» TASK STATEMENT:
Show every line of the entries below that contains the string "back", copying each line in full.

━━━ DATASET ROWS ━━━

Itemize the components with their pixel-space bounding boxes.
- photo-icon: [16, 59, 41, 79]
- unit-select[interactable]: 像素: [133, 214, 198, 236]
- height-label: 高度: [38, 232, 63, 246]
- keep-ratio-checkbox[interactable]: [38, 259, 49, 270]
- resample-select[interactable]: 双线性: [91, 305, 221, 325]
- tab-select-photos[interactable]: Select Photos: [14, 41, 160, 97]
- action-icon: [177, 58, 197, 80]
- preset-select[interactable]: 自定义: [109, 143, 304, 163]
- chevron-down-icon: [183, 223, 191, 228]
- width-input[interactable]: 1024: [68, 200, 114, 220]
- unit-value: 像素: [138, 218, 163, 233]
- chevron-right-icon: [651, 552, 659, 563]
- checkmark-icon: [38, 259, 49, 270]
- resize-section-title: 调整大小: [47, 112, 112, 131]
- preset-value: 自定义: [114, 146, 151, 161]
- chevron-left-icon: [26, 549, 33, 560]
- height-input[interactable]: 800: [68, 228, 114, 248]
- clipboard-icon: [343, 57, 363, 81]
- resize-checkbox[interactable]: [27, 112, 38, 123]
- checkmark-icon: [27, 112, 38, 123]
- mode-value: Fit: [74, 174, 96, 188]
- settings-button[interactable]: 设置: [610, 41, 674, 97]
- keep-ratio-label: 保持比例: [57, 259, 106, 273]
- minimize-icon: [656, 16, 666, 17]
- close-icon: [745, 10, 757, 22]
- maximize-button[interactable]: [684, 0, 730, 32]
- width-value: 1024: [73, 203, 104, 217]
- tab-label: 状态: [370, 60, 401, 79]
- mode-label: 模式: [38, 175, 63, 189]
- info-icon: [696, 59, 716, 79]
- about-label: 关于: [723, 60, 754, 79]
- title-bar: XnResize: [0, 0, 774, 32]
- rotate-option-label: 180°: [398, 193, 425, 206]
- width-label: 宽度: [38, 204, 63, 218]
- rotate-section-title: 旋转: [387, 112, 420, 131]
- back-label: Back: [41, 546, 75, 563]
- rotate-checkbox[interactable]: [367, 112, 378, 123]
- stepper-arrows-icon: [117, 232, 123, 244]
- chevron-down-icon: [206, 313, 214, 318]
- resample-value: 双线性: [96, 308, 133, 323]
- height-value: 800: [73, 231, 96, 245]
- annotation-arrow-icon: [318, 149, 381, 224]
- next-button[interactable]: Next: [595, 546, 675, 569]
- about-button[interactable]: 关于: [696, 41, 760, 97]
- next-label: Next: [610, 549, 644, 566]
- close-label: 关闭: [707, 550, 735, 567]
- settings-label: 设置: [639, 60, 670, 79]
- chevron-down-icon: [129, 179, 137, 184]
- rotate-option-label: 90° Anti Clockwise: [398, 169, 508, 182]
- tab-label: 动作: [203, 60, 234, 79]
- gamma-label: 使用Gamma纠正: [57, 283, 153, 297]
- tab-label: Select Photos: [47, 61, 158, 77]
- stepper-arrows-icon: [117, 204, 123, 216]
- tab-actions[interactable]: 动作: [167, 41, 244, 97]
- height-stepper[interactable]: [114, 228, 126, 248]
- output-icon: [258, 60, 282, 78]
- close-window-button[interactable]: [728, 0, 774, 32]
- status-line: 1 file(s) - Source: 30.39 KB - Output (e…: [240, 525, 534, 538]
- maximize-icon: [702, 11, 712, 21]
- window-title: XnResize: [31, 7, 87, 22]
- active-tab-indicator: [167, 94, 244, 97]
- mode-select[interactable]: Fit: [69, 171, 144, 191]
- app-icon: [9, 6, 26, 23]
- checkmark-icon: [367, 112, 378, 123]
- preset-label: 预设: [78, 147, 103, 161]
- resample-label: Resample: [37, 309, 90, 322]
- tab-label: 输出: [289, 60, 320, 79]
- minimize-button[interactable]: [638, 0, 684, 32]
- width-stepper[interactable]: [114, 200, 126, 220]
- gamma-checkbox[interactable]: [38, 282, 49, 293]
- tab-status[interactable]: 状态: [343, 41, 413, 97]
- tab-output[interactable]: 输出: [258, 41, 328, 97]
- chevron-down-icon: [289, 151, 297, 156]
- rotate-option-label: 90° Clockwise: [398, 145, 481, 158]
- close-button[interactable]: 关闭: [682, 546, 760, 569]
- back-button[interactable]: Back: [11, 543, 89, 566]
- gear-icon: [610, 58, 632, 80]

━━━

» CORRECT ANSWER:
- back-label: Back: [41, 546, 75, 563]
- back-button[interactable]: Back: [11, 543, 89, 566]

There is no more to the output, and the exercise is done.